Items listed in a dataset –
○ ○ ○ ○ ○
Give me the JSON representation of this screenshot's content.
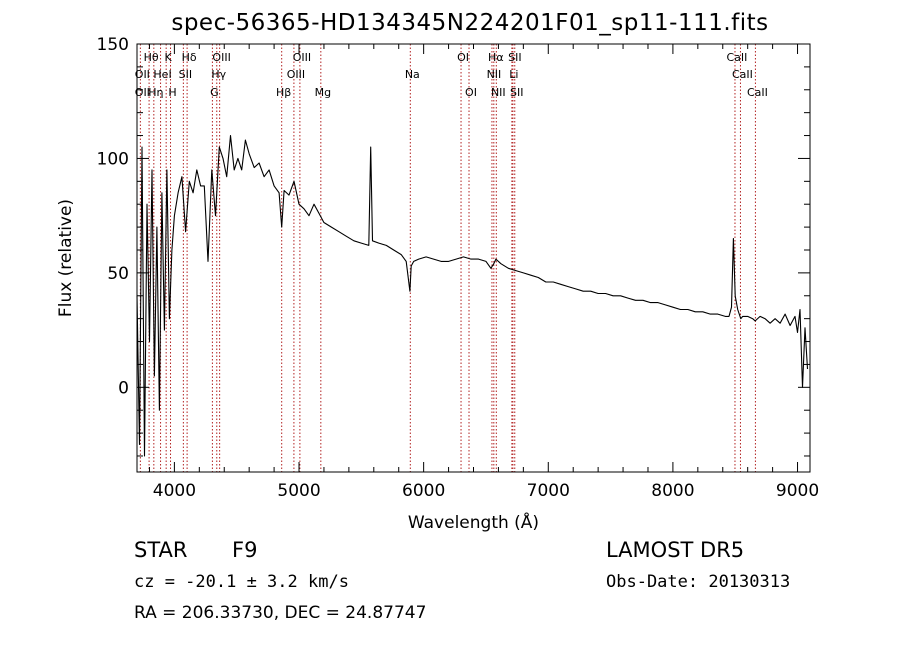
{
  "header": {
    "title": "spec-56365-HD134345N224201F01_sp11-111.fits"
  },
  "info": {
    "object_type": "STAR",
    "subclass": "F9",
    "survey": "LAMOST DR5",
    "cz": "cz = -20.1 ± 3.2 km/s",
    "obs_date": "Obs-Date: 20130313",
    "radec": "RA = 206.33730, DEC =  24.87747"
  },
  "colors": {
    "spectrum": "#000000",
    "line_markers": "#b22222",
    "axes": "#000000"
  },
  "chart_data": {
    "type": "line",
    "title": "spec-56365-HD134345N224201F01_sp11-111.fits",
    "xlabel": "Wavelength (Å)",
    "ylabel": "Flux (relative)",
    "xlim": [
      3700,
      9100
    ],
    "ylim": [
      -37,
      150
    ],
    "xticks": [
      4000,
      5000,
      6000,
      7000,
      8000,
      9000
    ],
    "yticks": [
      0,
      50,
      100,
      150
    ],
    "grid": false,
    "series": [
      {
        "name": "",
        "x": [
          3700,
          3720,
          3740,
          3760,
          3780,
          3800,
          3820,
          3840,
          3860,
          3880,
          3900,
          3920,
          3940,
          3960,
          3980,
          4000,
          4030,
          4060,
          4090,
          4120,
          4150,
          4180,
          4210,
          4240,
          4270,
          4300,
          4330,
          4360,
          4390,
          4420,
          4450,
          4480,
          4510,
          4540,
          4570,
          4600,
          4640,
          4680,
          4720,
          4760,
          4800,
          4840,
          4861,
          4880,
          4920,
          4960,
          5000,
          5040,
          5080,
          5120,
          5160,
          5200,
          5260,
          5320,
          5380,
          5440,
          5500,
          5560,
          5575,
          5590,
          5640,
          5700,
          5760,
          5820,
          5860,
          5890,
          5900,
          5920,
          5960,
          6020,
          6080,
          6140,
          6200,
          6260,
          6320,
          6380,
          6440,
          6500,
          6540,
          6563,
          6580,
          6620,
          6680,
          6740,
          6800,
          6860,
          6920,
          6980,
          7040,
          7100,
          7160,
          7220,
          7280,
          7340,
          7400,
          7460,
          7520,
          7580,
          7640,
          7700,
          7760,
          7820,
          7880,
          7940,
          8000,
          8060,
          8120,
          8180,
          8240,
          8300,
          8360,
          8420,
          8450,
          8470,
          8485,
          8500,
          8520,
          8545,
          8560,
          8600,
          8640,
          8660,
          8700,
          8740,
          8780,
          8820,
          8860,
          8900,
          8940,
          8980,
          9000,
          9020,
          9040,
          9060,
          9080
        ],
        "y": [
          40,
          -25,
          105,
          -30,
          80,
          20,
          95,
          5,
          70,
          -10,
          85,
          25,
          95,
          30,
          60,
          75,
          85,
          92,
          68,
          90,
          85,
          95,
          88,
          88,
          55,
          95,
          75,
          105,
          100,
          92,
          110,
          95,
          100,
          95,
          108,
          102,
          96,
          98,
          92,
          95,
          88,
          85,
          70,
          86,
          84,
          90,
          80,
          78,
          75,
          80,
          76,
          72,
          70,
          68,
          66,
          64,
          63,
          62,
          105,
          64,
          63,
          62,
          60,
          58,
          55,
          42,
          53,
          55,
          56,
          57,
          56,
          55,
          55,
          56,
          57,
          56,
          56,
          55,
          52,
          54,
          56,
          54,
          52,
          51,
          50,
          49,
          48,
          46,
          46,
          45,
          44,
          43,
          42,
          42,
          41,
          41,
          40,
          40,
          39,
          38,
          38,
          37,
          37,
          36,
          35,
          34,
          34,
          33,
          33,
          32,
          32,
          31,
          31,
          35,
          65,
          40,
          34,
          30,
          31,
          31,
          30,
          29,
          31,
          30,
          28,
          30,
          28,
          32,
          27,
          31,
          24,
          34,
          0,
          26,
          8
        ]
      }
    ],
    "annotations": [
      {
        "name": "OII",
        "x": 3727
      },
      {
        "name": "Hθ",
        "x": 3797
      },
      {
        "name": "Hη",
        "x": 3835
      },
      {
        "name": "HeI",
        "x": 3889
      },
      {
        "name": "K",
        "x": 3934
      },
      {
        "name": "H",
        "x": 3969
      },
      {
        "name": "SII",
        "x": 4072
      },
      {
        "name": "Hδ",
        "x": 4102
      },
      {
        "name": "OIII",
        "x": 4363
      },
      {
        "name": "Hγ",
        "x": 4340
      },
      {
        "name": "G",
        "x": 4305
      },
      {
        "name": "Hβ",
        "x": 4861
      },
      {
        "name": "OIII",
        "x": 4959
      },
      {
        "name": "OIII",
        "x": 5007
      },
      {
        "name": "Mg",
        "x": 5175
      },
      {
        "name": "Na",
        "x": 5893
      },
      {
        "name": "OI",
        "x": 6300
      },
      {
        "name": "OI",
        "x": 6364
      },
      {
        "name": "Hα",
        "x": 6563
      },
      {
        "name": "NII",
        "x": 6548
      },
      {
        "name": "NII",
        "x": 6583
      },
      {
        "name": "SII",
        "x": 6716
      },
      {
        "name": "SII",
        "x": 6731
      },
      {
        "name": "Li",
        "x": 6708
      },
      {
        "name": "CaII",
        "x": 8498
      },
      {
        "name": "CaII",
        "x": 8542
      },
      {
        "name": "CaII",
        "x": 8662
      }
    ],
    "annotation_labels": [
      {
        "text": "Hθ",
        "x": 3797,
        "row": 1
      },
      {
        "text": "K",
        "x": 3934,
        "row": 1
      },
      {
        "text": "Hδ",
        "x": 4102,
        "row": 1
      },
      {
        "text": "OIII",
        "x": 4363,
        "row": 1
      },
      {
        "text": "OIII",
        "x": 5007,
        "row": 1
      },
      {
        "text": "OI",
        "x": 6300,
        "row": 1
      },
      {
        "text": "Hα",
        "x": 6563,
        "row": 1
      },
      {
        "text": "SII",
        "x": 6716,
        "row": 1
      },
      {
        "text": "CaII",
        "x": 8498,
        "row": 1
      },
      {
        "text": "OII",
        "x": 3727,
        "row": 2
      },
      {
        "text": "HeI",
        "x": 3889,
        "row": 2
      },
      {
        "text": "SII",
        "x": 4072,
        "row": 2
      },
      {
        "text": "Hγ",
        "x": 4340,
        "row": 2
      },
      {
        "text": "OIII",
        "x": 4959,
        "row": 2
      },
      {
        "text": "Na",
        "x": 5893,
        "row": 2
      },
      {
        "text": "NII",
        "x": 6548,
        "row": 2
      },
      {
        "text": "Li",
        "x": 6708,
        "row": 2
      },
      {
        "text": "CaII",
        "x": 8542,
        "row": 2
      },
      {
        "text": "OII",
        "x": 3727,
        "row": 3
      },
      {
        "text": "Hη",
        "x": 3835,
        "row": 3
      },
      {
        "text": "H",
        "x": 3969,
        "row": 3
      },
      {
        "text": "G",
        "x": 4305,
        "row": 3
      },
      {
        "text": "Hβ",
        "x": 4861,
        "row": 3
      },
      {
        "text": "Mg",
        "x": 5175,
        "row": 3
      },
      {
        "text": "OI",
        "x": 6364,
        "row": 3
      },
      {
        "text": "NII",
        "x": 6583,
        "row": 3
      },
      {
        "text": "SII",
        "x": 6731,
        "row": 3
      },
      {
        "text": "CaII",
        "x": 8662,
        "row": 3
      }
    ]
  }
}
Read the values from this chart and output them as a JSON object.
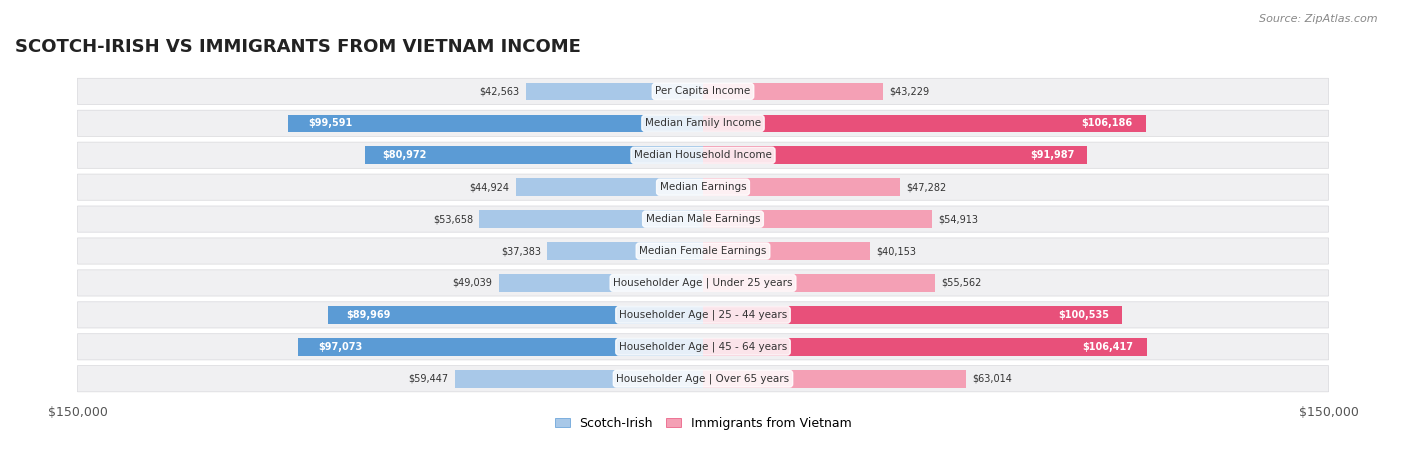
○ ○ ○ ○ ○
What is being asked – Each line above that includes "this" should be shown.

Result of the task –
Give me the JSON representation of this screenshot's content.
Read the values from this chart and output them as a JSON object.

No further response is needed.